GOAL → Could you transcribe every record below exactly as written, leaving out any pictures?

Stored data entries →
# # # # # # #
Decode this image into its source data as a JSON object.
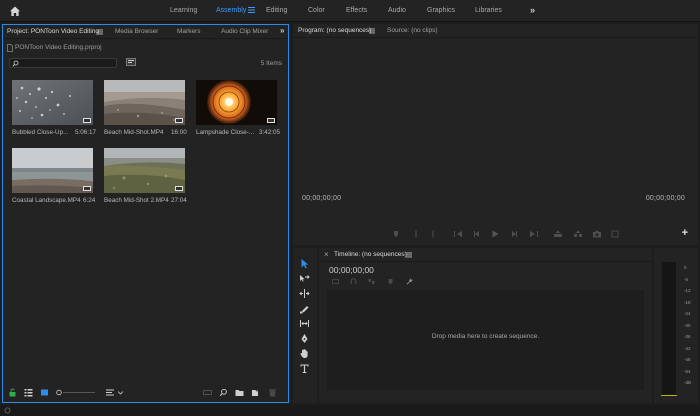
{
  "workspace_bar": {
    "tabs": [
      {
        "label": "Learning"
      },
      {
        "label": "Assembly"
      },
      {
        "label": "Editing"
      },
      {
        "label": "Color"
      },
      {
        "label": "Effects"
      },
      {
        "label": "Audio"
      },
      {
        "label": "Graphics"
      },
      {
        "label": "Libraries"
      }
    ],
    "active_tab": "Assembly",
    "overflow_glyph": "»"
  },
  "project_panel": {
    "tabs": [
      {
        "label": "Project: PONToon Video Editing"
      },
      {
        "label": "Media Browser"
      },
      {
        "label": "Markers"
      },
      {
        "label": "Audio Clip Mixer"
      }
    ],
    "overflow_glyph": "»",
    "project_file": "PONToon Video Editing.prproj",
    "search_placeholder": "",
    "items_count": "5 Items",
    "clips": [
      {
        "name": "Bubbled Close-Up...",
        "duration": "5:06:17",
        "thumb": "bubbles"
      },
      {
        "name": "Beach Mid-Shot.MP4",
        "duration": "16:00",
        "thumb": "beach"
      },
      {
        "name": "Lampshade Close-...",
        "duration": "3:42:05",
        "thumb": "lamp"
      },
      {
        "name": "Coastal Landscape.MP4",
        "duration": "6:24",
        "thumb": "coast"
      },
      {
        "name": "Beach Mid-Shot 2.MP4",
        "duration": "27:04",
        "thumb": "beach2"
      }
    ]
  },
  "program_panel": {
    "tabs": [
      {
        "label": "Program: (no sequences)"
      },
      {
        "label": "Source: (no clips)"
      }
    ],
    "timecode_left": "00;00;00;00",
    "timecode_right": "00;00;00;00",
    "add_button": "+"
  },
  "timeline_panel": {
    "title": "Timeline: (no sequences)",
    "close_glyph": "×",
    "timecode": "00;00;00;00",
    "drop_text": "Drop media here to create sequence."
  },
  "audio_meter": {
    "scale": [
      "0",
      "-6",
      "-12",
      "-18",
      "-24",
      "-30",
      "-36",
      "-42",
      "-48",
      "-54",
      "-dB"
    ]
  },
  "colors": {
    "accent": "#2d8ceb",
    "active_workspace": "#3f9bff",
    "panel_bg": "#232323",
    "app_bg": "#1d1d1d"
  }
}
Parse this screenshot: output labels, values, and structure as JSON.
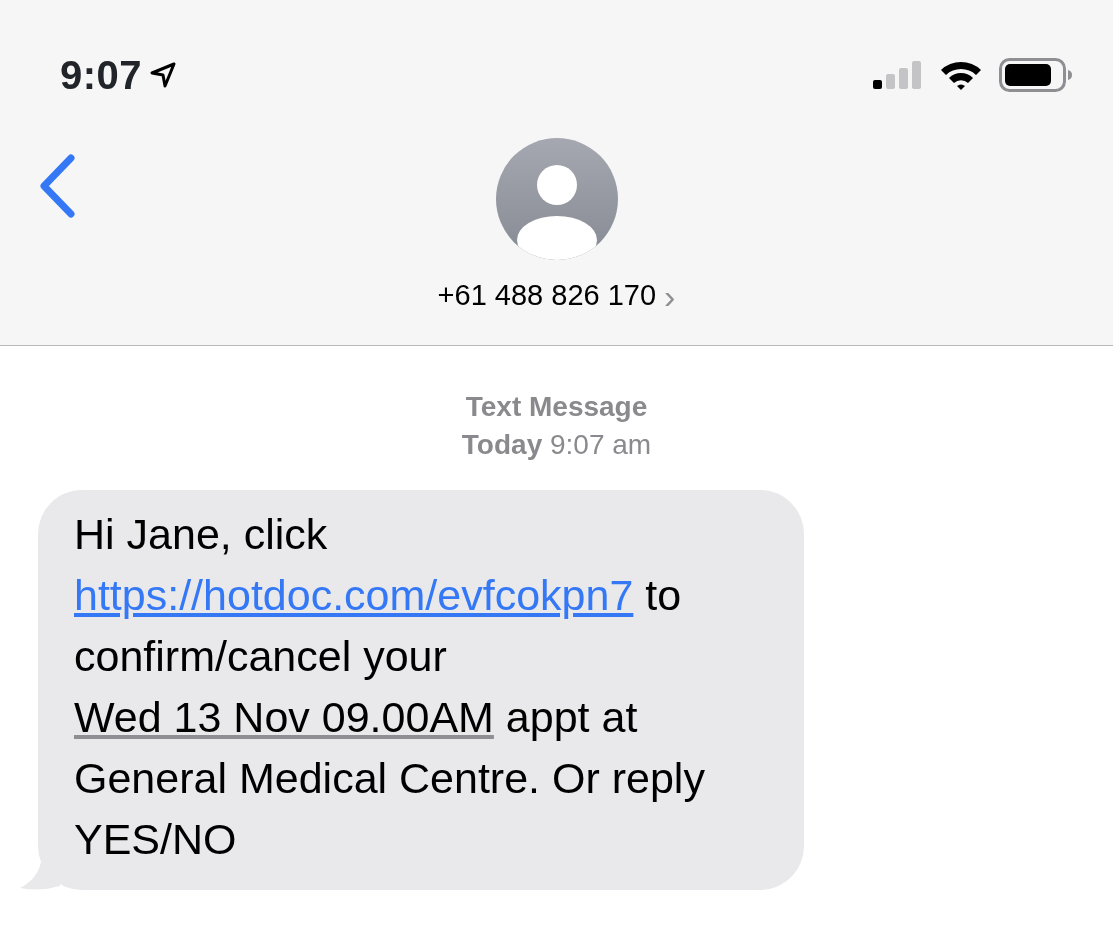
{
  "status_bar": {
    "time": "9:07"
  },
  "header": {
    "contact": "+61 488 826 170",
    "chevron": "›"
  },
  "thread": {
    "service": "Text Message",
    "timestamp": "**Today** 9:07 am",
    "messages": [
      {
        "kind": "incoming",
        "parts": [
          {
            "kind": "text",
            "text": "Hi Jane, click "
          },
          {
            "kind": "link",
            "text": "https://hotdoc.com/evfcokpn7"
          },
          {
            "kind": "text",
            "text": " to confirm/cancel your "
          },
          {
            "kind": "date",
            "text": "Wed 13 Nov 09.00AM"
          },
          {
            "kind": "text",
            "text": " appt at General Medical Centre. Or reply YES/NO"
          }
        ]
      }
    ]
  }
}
# # # # # # #
TASK RESPONSE →
Decode this image into its source data as a JSON object.
{
  "workspace_bar": {
    "tabs": [
      {
        "label": "Learning"
      },
      {
        "label": "Assembly"
      },
      {
        "label": "Editing"
      },
      {
        "label": "Color"
      },
      {
        "label": "Effects"
      },
      {
        "label": "Audio"
      },
      {
        "label": "Graphics"
      },
      {
        "label": "Libraries"
      }
    ],
    "active_tab": "Assembly",
    "overflow_glyph": "»"
  },
  "project_panel": {
    "tabs": [
      {
        "label": "Project: PONToon Video Editing"
      },
      {
        "label": "Media Browser"
      },
      {
        "label": "Markers"
      },
      {
        "label": "Audio Clip Mixer"
      }
    ],
    "overflow_glyph": "»",
    "project_file": "PONToon Video Editing.prproj",
    "search_placeholder": "",
    "items_count": "5 Items",
    "clips": [
      {
        "name": "Bubbled Close-Up...",
        "duration": "5:06:17",
        "thumb": "bubbles"
      },
      {
        "name": "Beach Mid-Shot.MP4",
        "duration": "16:00",
        "thumb": "beach"
      },
      {
        "name": "Lampshade Close-...",
        "duration": "3:42:05",
        "thumb": "lamp"
      },
      {
        "name": "Coastal Landscape.MP4",
        "duration": "6:24",
        "thumb": "coast"
      },
      {
        "name": "Beach Mid-Shot 2.MP4",
        "duration": "27:04",
        "thumb": "beach2"
      }
    ]
  },
  "program_panel": {
    "tabs": [
      {
        "label": "Program: (no sequences)"
      },
      {
        "label": "Source: (no clips)"
      }
    ],
    "timecode_left": "00;00;00;00",
    "timecode_right": "00;00;00;00",
    "add_button": "+"
  },
  "timeline_panel": {
    "title": "Timeline: (no sequences)",
    "close_glyph": "×",
    "timecode": "00;00;00;00",
    "drop_text": "Drop media here to create sequence."
  },
  "audio_meter": {
    "scale": [
      "0",
      "-6",
      "-12",
      "-18",
      "-24",
      "-30",
      "-36",
      "-42",
      "-48",
      "-54",
      "-dB"
    ]
  },
  "colors": {
    "accent": "#2d8ceb",
    "active_workspace": "#3f9bff",
    "panel_bg": "#232323",
    "app_bg": "#1d1d1d"
  }
}
Parse this screenshot: output labels, values, and structure as JSON.
{
  "status_bar": {
    "time": "9:07"
  },
  "header": {
    "contact": "+61 488 826 170",
    "chevron": "›"
  },
  "thread": {
    "service": "Text Message",
    "timestamp": "**Today** 9:07 am",
    "messages": [
      {
        "kind": "incoming",
        "parts": [
          {
            "kind": "text",
            "text": "Hi Jane, click "
          },
          {
            "kind": "link",
            "text": "https://hotdoc.com/evfcokpn7"
          },
          {
            "kind": "text",
            "text": " to confirm/cancel your "
          },
          {
            "kind": "date",
            "text": "Wed 13 Nov 09.00AM"
          },
          {
            "kind": "text",
            "text": " appt at General Medical Centre. Or reply YES/NO"
          }
        ]
      }
    ]
  }
}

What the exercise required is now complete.